Data records:
>> START

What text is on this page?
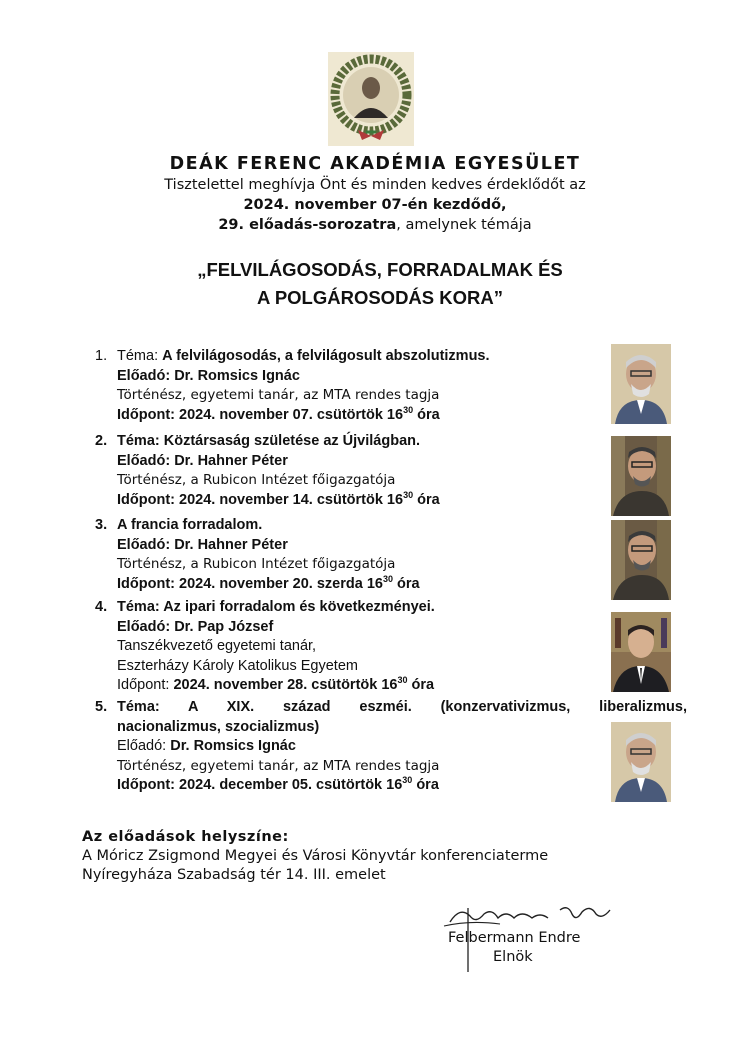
DEÁK FERENC AKADÉMIA EGYESÜLET
Tisztelettel meghívja Önt és minden kedves érdeklődőt az
2024. november 07-én kezdődő,
29. előadás-sorozatra, amelynek témája
„FELVILÁGOSODÁS, FORRADALMAK ÉS
A POLGÁROSODÁS KORA”
1. Téma: A felvilágosodás, a felvilágosult abszolutizmus.
Előadó: Dr. Romsics Ignác
Történész, egyetemi tanár, az MTA rendes tagja
Időpont: 2024. november 07. csütörtök $16^{30}$ óra
2. Téma: Köztársaság születése az Újvilágban.
Előadó: Dr. Hahner Péter
Történész, a Rubicon Intézet főigazgatója
Időpont: 2024. november 14. csütörtök $16^{30}$ óra
3. A francia forradalom.
Előadó: Dr. Hahner Péter
Történész, a Rubicon Intézet főigazgatója
Időpont: 2024. november 20. szerda $16^{30}$ óra
4. Téma: Az ipari forradalom és következményei.
Előadó: Dr. Pap József
Tanszékvezető egyetemi tanár,
Eszterházy Károly Katolikus Egyetem
Időpont: 2024. november 28. csütörtök $16^{30}$ óra
5. Téma: A XIX. század eszméi. (konzervativizmus, liberalizmus,
nacionalizmus, szocializmus)
Előadó: Dr. Romsics Ignác
Történész, egyetemi tanár, az MTA rendes tagja
Időpont: 2024. december 05. csütörtök $16^{30}$ óra
Az előadások helyszíne:
A Móricz Zsigmond Megyei és Városi Könyvtár konferenciaterme
Nyíregyháza Szabadság tér 14. III. emelet
Felbermann Endre
Elnök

>> END

INSTRUCTIONS TO FOLLOW =
Each record above is to be restated exactly, with its pictures removed from the copy.

RESPONSE TO THIS TASK =
What text is on this page?
DEÁK FERENC AKADÉMIA EGYESÜLET
Tisztelettel meghívja Önt és minden kedves érdeklődőt az
2024. november 07-én kezdődő,
29. előadás-sorozatra, amelynek témája
„FELVILÁGOSODÁS, FORRADALMAK ÉS
A POLGÁROSODÁS KORA”
1. Téma: A felvilágosodás, a felvilágosult abszolutizmus.
Előadó: Dr. Romsics Ignác
Történész, egyetemi tanár, az MTA rendes tagja
Időpont: 2024. november 07. csütörtök $16^{30}$ óra
2. Téma: Köztársaság születése az Újvilágban.
Előadó: Dr. Hahner Péter
Történész, a Rubicon Intézet főigazgatója
Időpont: 2024. november 14. csütörtök $16^{30}$ óra
3. A francia forradalom.
Előadó: Dr. Hahner Péter
Történész, a Rubicon Intézet főigazgatója
Időpont: 2024. november 20. szerda $16^{30}$ óra
4. Téma: Az ipari forradalom és következményei.
Előadó: Dr. Pap József
Tanszékvezető egyetemi tanár,
Eszterházy Károly Katolikus Egyetem
Időpont: 2024. november 28. csütörtök $16^{30}$ óra
5. Téma: A XIX. század eszméi. (konzervativizmus, liberalizmus,
nacionalizmus, szocializmus)
Előadó: Dr. Romsics Ignác
Történész, egyetemi tanár, az MTA rendes tagja
Időpont: 2024. december 05. csütörtök $16^{30}$ óra
Az előadások helyszíne:
A Móricz Zsigmond Megyei és Városi Könyvtár konferenciaterme
Nyíregyháza Szabadság tér 14. III. emelet
Felbermann Endre
Elnök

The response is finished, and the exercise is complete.